*SET TASK*. Locate the word "this" in the data below, then copy every line that holds it.

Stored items
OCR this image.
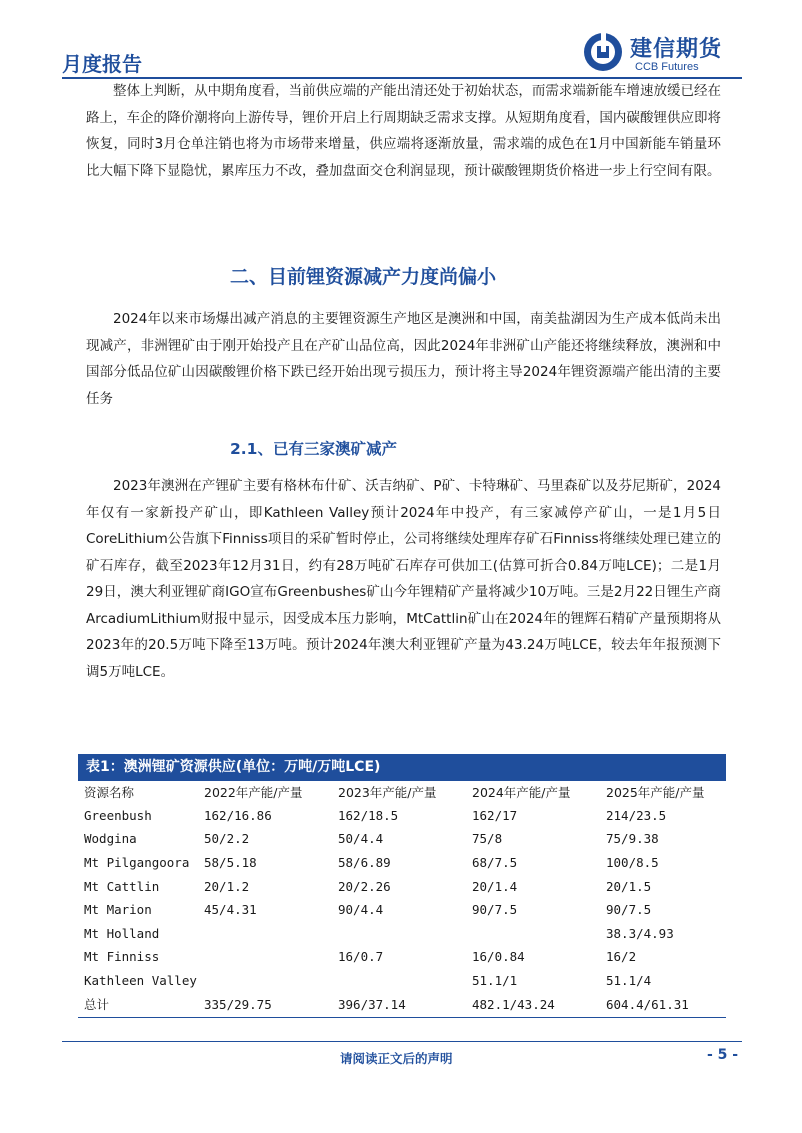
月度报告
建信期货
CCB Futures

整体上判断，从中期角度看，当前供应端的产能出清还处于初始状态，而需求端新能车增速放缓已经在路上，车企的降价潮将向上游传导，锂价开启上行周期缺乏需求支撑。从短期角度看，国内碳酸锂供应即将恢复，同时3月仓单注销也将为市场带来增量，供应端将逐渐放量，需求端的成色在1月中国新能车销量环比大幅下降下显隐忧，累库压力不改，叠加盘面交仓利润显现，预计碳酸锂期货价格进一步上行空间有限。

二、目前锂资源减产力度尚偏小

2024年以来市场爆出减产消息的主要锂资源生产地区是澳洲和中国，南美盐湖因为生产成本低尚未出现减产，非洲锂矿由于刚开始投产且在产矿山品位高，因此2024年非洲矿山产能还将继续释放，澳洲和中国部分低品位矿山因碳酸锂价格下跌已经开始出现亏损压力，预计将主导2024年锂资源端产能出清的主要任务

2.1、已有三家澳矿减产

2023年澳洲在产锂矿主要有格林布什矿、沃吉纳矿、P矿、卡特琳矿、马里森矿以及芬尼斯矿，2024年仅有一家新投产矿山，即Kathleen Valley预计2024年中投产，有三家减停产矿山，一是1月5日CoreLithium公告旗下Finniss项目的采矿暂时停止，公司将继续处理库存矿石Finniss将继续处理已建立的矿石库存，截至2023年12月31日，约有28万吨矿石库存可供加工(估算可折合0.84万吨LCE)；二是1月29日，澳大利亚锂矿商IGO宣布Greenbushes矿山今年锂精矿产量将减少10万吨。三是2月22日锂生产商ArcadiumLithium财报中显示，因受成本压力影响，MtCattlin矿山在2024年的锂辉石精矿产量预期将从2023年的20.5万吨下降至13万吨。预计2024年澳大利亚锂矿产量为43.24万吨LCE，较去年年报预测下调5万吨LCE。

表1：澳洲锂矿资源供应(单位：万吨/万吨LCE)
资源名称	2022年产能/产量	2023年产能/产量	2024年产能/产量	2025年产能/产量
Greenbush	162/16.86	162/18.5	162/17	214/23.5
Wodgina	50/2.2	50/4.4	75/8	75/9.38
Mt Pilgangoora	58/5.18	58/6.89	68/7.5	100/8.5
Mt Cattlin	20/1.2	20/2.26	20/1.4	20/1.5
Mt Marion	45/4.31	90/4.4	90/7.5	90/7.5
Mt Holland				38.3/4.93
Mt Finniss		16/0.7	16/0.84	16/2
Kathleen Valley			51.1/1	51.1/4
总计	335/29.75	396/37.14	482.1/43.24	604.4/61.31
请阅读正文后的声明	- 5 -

...

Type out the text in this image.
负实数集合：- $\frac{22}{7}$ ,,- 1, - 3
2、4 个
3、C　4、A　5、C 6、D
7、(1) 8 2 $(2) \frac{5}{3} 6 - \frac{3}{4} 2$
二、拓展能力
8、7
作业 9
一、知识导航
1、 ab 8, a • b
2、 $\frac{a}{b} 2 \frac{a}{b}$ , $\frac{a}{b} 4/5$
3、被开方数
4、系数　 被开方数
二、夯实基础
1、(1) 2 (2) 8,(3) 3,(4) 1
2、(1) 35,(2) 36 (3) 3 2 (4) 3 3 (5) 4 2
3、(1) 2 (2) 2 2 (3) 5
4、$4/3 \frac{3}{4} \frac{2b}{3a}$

*ANSWER TO THE EXERCISE*.
OCR this image.
Type out the text in this image.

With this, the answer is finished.